======== RECORD EXTRACTS
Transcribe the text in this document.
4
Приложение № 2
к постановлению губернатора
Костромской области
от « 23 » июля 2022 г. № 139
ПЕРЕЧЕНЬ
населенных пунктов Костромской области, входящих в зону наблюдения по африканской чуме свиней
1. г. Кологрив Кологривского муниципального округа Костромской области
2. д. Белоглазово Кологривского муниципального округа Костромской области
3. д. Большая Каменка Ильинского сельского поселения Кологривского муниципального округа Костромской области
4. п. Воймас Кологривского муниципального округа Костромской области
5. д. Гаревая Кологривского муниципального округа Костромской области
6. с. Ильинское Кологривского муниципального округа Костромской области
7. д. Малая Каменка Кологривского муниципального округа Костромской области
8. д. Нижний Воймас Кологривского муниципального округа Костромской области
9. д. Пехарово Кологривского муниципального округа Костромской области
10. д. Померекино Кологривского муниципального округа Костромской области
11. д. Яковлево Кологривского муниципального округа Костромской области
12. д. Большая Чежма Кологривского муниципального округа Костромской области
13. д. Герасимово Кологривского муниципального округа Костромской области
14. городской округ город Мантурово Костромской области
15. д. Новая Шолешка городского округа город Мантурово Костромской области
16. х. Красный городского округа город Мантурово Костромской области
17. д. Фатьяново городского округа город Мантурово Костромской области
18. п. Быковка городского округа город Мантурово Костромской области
================
* AIM OF THE TASK
Report each line of the material above where the word "Каменка" appears.

* EXERCISE OUTPUT
3. д. Большая Каменка Ильинского сельского поселения Кологривского муниципального округа Костромской области
7. д. Малая Каменка Кологривского муниципального округа Костромской области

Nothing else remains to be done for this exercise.